- **Problem**
Take each line containing "noise" and report it exactly as written.

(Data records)
---
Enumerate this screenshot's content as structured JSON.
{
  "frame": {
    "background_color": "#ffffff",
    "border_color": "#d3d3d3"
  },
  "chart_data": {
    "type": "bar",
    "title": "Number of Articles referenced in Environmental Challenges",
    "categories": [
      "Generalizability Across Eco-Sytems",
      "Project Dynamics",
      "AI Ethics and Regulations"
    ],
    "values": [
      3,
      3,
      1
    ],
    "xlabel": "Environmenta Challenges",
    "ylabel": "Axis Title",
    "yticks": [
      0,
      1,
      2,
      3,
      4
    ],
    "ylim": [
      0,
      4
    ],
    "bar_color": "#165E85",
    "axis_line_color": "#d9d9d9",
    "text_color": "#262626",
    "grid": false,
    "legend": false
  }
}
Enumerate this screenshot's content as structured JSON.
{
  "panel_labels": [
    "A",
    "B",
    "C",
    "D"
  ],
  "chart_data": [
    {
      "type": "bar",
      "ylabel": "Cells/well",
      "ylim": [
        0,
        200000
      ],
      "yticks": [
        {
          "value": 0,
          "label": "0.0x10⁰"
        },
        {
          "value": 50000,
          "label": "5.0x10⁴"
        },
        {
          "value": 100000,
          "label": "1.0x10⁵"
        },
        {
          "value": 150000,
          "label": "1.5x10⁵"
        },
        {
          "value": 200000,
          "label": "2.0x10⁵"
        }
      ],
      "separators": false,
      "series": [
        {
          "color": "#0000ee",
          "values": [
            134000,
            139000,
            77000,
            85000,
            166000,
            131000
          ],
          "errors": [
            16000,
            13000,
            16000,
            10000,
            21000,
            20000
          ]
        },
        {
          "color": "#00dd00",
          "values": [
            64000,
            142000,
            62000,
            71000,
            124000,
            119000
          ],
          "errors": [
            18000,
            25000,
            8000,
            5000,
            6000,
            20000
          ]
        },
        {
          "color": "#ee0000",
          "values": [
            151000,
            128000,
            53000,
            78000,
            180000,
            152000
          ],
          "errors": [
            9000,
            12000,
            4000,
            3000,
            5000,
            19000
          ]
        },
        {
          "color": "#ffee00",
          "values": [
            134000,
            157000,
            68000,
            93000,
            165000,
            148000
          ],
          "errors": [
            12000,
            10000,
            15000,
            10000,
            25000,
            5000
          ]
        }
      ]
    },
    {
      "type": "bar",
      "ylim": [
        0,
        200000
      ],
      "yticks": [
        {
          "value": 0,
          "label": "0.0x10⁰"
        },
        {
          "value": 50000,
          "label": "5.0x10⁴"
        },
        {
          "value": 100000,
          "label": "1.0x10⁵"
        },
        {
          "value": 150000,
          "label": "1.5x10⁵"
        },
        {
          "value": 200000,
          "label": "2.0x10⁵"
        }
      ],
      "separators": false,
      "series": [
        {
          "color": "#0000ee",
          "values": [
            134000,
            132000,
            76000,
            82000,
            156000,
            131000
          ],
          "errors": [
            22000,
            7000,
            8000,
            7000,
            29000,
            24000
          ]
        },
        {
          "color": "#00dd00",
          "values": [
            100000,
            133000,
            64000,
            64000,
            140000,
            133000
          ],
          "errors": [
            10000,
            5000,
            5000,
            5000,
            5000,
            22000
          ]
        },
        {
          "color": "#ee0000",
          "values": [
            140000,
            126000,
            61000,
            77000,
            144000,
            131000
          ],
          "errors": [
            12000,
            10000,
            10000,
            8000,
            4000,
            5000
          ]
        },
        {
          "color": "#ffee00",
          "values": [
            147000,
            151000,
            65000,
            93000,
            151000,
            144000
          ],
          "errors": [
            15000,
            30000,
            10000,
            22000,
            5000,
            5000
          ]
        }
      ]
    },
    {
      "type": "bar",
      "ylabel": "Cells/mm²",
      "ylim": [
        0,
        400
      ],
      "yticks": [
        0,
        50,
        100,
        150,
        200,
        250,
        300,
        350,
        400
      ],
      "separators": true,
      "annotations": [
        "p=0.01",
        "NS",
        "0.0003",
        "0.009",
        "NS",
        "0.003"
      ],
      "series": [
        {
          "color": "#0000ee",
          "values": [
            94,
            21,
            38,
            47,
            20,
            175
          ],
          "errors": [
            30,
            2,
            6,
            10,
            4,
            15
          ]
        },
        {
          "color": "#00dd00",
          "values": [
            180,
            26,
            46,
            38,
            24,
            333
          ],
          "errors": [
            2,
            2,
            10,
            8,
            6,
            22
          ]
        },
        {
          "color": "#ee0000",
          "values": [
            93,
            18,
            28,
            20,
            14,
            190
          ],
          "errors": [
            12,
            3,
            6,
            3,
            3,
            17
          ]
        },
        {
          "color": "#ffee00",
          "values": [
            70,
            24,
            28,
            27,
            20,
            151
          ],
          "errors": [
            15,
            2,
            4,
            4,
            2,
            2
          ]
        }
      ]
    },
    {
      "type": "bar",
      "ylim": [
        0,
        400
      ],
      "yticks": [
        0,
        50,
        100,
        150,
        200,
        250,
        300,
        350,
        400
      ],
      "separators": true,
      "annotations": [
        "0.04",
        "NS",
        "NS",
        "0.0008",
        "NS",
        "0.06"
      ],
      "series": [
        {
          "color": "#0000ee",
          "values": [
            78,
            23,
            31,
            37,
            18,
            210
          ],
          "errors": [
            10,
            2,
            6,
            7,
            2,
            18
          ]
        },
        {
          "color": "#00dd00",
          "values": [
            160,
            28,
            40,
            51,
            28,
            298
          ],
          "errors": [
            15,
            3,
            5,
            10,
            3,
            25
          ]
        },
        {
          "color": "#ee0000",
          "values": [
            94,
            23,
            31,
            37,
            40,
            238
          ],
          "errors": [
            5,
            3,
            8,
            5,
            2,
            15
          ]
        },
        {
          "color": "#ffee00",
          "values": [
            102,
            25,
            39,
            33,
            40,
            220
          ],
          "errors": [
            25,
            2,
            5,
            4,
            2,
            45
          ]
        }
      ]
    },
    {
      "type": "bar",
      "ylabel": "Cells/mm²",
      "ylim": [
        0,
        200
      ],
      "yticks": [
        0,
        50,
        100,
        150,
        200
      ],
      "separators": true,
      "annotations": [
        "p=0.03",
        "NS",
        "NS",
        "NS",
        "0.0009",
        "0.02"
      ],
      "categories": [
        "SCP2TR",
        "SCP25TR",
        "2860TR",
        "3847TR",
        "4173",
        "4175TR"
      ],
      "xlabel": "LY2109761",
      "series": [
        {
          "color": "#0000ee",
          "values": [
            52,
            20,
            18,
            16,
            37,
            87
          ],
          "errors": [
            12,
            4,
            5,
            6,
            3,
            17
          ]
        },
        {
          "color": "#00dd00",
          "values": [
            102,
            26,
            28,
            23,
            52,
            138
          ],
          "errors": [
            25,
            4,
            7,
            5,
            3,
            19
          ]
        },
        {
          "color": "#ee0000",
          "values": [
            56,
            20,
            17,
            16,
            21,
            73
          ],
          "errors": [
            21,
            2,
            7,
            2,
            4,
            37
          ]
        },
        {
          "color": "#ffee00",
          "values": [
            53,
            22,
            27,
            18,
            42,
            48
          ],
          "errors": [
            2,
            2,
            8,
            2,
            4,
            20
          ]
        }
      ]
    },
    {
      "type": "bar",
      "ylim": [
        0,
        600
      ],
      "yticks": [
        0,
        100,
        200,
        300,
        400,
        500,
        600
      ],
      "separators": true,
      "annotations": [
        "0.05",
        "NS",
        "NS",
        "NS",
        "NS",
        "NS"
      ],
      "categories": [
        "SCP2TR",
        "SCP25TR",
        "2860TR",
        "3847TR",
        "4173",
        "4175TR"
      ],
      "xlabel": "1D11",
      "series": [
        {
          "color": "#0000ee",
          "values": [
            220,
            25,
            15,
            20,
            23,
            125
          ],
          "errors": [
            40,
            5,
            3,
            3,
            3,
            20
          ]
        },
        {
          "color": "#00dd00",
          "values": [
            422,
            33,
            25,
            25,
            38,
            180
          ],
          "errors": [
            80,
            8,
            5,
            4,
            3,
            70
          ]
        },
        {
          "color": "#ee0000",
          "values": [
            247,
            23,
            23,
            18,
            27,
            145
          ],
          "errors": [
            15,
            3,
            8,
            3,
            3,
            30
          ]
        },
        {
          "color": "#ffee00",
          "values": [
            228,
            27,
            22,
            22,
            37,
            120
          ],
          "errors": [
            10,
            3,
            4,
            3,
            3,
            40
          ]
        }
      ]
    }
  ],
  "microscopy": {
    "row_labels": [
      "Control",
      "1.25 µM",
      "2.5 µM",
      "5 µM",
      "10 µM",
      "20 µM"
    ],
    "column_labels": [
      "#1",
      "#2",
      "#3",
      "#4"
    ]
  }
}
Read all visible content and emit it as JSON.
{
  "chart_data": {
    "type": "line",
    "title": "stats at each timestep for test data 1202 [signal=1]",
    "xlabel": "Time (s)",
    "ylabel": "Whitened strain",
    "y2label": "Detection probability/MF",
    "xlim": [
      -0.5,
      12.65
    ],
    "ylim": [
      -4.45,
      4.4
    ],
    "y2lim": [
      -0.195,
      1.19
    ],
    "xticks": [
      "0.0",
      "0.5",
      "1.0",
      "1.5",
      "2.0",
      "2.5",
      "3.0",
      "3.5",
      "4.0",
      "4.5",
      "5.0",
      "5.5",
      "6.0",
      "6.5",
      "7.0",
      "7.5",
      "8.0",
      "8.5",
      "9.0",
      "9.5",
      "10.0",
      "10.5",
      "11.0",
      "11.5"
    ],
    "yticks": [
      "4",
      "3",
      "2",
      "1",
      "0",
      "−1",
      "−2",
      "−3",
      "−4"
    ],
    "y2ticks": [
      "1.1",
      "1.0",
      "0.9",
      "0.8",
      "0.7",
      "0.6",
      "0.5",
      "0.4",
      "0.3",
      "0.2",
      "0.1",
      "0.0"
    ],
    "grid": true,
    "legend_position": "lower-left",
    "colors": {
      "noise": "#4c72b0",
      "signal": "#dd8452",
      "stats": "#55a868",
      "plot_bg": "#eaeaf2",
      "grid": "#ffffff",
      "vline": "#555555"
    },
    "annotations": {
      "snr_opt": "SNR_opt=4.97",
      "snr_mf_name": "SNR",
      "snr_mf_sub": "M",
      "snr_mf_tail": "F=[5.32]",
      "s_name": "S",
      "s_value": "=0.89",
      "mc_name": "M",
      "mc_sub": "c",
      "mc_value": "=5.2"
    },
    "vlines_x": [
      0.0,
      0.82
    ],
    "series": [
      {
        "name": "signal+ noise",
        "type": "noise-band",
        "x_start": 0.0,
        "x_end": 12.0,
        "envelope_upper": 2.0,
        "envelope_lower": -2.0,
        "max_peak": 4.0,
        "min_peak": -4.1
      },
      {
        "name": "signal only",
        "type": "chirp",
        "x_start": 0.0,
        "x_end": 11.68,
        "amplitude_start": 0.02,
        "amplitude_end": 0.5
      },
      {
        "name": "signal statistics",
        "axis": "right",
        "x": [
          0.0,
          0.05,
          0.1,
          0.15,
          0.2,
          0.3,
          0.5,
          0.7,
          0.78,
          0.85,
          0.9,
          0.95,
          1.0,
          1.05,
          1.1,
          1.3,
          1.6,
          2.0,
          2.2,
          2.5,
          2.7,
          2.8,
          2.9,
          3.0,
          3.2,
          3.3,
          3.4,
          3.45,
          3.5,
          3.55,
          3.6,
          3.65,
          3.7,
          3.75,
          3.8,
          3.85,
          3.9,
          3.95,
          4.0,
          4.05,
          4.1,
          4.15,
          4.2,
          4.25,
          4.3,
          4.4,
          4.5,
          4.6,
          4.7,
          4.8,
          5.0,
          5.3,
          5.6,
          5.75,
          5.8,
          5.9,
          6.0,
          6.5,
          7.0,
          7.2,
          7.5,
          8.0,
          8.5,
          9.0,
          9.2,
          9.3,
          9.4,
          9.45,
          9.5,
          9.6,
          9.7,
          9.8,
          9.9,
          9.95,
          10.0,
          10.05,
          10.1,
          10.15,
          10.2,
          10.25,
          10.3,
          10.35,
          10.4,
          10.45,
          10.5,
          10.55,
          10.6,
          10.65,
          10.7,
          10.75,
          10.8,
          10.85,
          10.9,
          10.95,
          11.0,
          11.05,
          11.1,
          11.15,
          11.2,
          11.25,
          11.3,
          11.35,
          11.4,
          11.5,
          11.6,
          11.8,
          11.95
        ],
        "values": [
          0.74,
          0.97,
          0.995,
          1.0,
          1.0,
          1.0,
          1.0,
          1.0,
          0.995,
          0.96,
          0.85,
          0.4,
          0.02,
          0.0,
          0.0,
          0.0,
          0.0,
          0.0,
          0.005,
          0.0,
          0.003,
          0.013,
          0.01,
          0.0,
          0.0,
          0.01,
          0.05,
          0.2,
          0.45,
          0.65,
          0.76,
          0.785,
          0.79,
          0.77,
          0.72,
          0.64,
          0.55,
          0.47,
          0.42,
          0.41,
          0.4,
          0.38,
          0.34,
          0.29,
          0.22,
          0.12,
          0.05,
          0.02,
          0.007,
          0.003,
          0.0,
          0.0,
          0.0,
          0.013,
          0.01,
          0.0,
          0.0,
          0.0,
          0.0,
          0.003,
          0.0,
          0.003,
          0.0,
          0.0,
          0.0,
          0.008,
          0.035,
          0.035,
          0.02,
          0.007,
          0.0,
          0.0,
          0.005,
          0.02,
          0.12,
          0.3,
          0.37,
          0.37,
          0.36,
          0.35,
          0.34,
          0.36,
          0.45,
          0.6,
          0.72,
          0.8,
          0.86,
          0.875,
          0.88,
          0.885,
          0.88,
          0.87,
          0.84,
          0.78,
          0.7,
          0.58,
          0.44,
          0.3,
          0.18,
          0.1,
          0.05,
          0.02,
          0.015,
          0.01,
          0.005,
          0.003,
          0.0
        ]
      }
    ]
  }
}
---
- **Correct output**
      "noise": "#4c72b0",
        "name": "signal+ noise",
        "type": "noise-band",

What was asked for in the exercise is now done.